▶ **Short problem**
Rewrite the stretch from the line containing "tv-screen: ⚙ ..." through the line containing "instruction-text: U hoort", swapping "speaker-icon" for "loudspeaker-icon" and leaving everything else unchanged.
[start]
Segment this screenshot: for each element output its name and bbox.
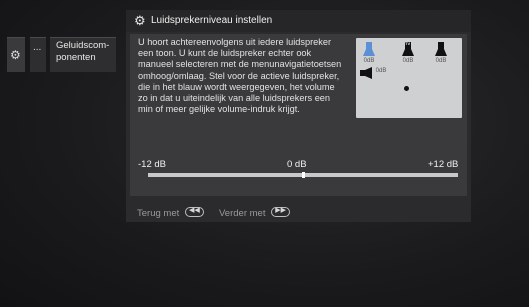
tv-screen: ⚙ ... Geluidscom-ponenten ⚙ Luidsprekern… <box>0 0 529 307</box>
back-hint: Terug met ◀◀ <box>137 207 204 219</box>
menu-settings-item[interactable]: ⚙ <box>7 37 25 72</box>
speaker-icon <box>435 42 447 56</box>
instruction-text: U hoort achtereenvolgens uit iedere luid… <box>138 37 342 115</box>
forward-button-icon: ▶▶ <box>271 207 291 218</box>
menu-more-item[interactable]: ... <box>30 37 46 72</box>
dialog-panel: U hoort achtereenvolgens uit iedere luid… <box>130 34 467 196</box>
more-dots-label: ... <box>33 42 42 53</box>
side-speaker-icon <box>360 67 372 79</box>
slider-min-label: -12 dB <box>138 159 166 170</box>
speaker-level-label: 0dB <box>375 68 387 74</box>
volume-slider[interactable] <box>148 172 458 178</box>
speaker-level-dialog: ⚙ Luidsprekerniveau instellen U hoort ac… <box>126 10 471 222</box>
rewind-button-icon: ◀◀ <box>184 207 204 218</box>
speaker-level-label: 0dB <box>435 58 447 64</box>
speaker-level-label: 0dB <box>402 58 414 64</box>
dialog-title: Luidsprekerniveau instellen <box>151 15 273 26</box>
sound-components-label: Geluidscom-ponenten <box>56 40 110 63</box>
speaker-layout-diagram: 0dB TV 0dB 0dB 0dB <box>356 38 462 118</box>
next-hint: Verder met ▶▶ <box>219 207 291 219</box>
slider-mid-label: 0 dB <box>287 159 307 170</box>
front-right-speaker[interactable]: 0dB <box>435 42 447 64</box>
speaker-level-label: 0dB <box>363 58 375 64</box>
listener-position-icon <box>404 86 409 91</box>
next-label: Verder met <box>219 208 266 219</box>
tv-tag: TV <box>405 41 411 46</box>
dialog-header: ⚙ Luidsprekerniveau instellen <box>126 10 471 32</box>
gears-icon: ⚙ <box>134 13 146 28</box>
side-left-speaker[interactable]: 0dB <box>360 66 386 84</box>
slider-max-label: +12 dB <box>428 159 459 170</box>
center-speaker[interactable]: TV 0dB <box>402 41 414 64</box>
front-left-speaker[interactable]: 0dB <box>363 42 375 64</box>
back-label: Terug met <box>137 208 180 219</box>
menu-item-sound-components[interactable]: Geluidscom-ponenten <box>50 37 116 72</box>
slider-thumb[interactable] <box>302 172 305 178</box>
gear-icon: ⚙ <box>10 48 21 62</box>
speaker-icon <box>363 42 375 56</box>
[end]
▶ **Full answer**
tv-screen: ⚙ ... Geluidscom-ponenten ⚙ Luidsprekern… <box>0 0 529 307</box>
back-hint: Terug met ◀◀ <box>137 207 204 219</box>
menu-settings-item[interactable]: ⚙ <box>7 37 25 72</box>
loudspeaker-icon <box>435 42 447 56</box>
instruction-text: U hoort achtereenvolgens uit iedere luid… <box>138 37 342 115</box>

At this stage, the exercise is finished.